Tasks
**a.** Write out the forum post on function pointer calls from "First of all, quoting" to "difference I measured.".
**b.** Summarize the forum post on function pointer calls in two sentences.
**c.** In the forum post on function pointer calls, what does the quoted GCC info say a call through a function pointer defeats on most modern architectures?

Passage shown

============

|
|
Thorsten Froehlich wrote:
> In article <41163f3c$1@news.povray.org> , Nicolas Calimet
> <pov### [at] freefr> wrote:
>> Interesting. But also surprising (to me).
>> Could you explain why it takes an order of magnitude longer to
>> jump to a function via a pointer as compared to a direct reference ?
>> (note: I'm not very knowledgeable in low-level programming, just a
>> tiny idea of some assembly instructions).
>
> It should not at all.
>
Hmm... After this question, I looked furter into the issue.
First of all, quoting the GCC info:
---------------------------------------------------------------------
Note that you will still be paying the penalty for the call through a
function pointer; on most modern architectures, such a call defeats the
branch prediction features of the CPU. This is also true of normal
virtual function calls.
---------------------------------------------------------------------
But this cannot account for the huge difference I measured.
And actually, my second posting on the issue must be considered partly wrong
as well. Because it turns out that GCC will now also inline functions which
are declared extern _and_ appear further down in the code than the
calling location -- even when marked with __attribute__((noinline)) !!

============

Part of a data file
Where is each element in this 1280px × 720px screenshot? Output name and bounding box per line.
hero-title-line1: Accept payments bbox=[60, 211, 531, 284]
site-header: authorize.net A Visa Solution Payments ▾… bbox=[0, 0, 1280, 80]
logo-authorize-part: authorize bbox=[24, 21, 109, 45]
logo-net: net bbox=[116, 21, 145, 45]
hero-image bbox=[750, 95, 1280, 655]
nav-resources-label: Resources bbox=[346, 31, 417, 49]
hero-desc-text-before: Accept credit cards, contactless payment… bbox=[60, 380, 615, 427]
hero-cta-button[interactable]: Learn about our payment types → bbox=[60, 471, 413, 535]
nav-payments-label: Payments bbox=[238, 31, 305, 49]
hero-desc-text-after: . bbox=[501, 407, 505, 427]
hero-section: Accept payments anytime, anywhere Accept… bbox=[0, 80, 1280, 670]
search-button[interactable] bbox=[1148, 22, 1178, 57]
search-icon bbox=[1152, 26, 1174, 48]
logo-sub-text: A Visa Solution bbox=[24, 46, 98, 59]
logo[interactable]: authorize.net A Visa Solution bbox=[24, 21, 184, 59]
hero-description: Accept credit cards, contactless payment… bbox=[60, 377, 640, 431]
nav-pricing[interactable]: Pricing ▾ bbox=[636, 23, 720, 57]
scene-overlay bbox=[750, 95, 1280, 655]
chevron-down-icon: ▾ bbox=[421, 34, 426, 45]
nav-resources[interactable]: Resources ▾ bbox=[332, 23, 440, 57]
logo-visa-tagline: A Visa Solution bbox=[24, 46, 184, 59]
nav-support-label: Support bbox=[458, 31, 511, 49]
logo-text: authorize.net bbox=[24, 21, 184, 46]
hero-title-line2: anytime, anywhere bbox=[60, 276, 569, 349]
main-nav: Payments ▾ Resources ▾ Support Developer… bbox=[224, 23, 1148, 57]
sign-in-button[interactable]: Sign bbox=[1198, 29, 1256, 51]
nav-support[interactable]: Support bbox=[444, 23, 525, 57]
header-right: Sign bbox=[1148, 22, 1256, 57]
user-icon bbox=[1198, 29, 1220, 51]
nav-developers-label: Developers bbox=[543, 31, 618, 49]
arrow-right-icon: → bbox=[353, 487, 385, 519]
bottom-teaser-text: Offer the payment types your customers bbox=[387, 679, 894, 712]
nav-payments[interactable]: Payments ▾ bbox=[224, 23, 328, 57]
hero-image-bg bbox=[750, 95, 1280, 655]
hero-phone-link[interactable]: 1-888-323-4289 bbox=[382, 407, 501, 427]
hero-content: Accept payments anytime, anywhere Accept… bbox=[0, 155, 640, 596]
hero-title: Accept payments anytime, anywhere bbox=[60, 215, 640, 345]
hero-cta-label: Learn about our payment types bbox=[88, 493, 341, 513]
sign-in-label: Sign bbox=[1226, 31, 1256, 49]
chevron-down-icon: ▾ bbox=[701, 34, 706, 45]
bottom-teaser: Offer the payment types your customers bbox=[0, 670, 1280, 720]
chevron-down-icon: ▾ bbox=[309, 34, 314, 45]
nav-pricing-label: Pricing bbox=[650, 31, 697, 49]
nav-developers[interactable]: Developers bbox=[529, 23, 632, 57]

============

Results of the tasks
**a.**
First of all, quoting the GCC info:
---------------------------------------------------------------------
Note that you will still be paying the penalty for the call through a
function pointer; on most modern architectures, such a call defeats the
branch prediction features of the CPU. This is also true of normal
virtual function calls.
---------------------------------------------------------------------
But this cannot account for the huge difference I measured.

**b.** The poster quotes the GCC documentation, which says a call through a function pointer defeats the CPU's branch prediction on most modern architectures, but argues this cannot explain the huge difference measured. The poster also says an earlier posting was partly wrong, because GCC will inline functions declared extern that appear further down in the code than the calling location, even when marked with __attribute__((noinline)).

**c.** The branch prediction features of the CPU.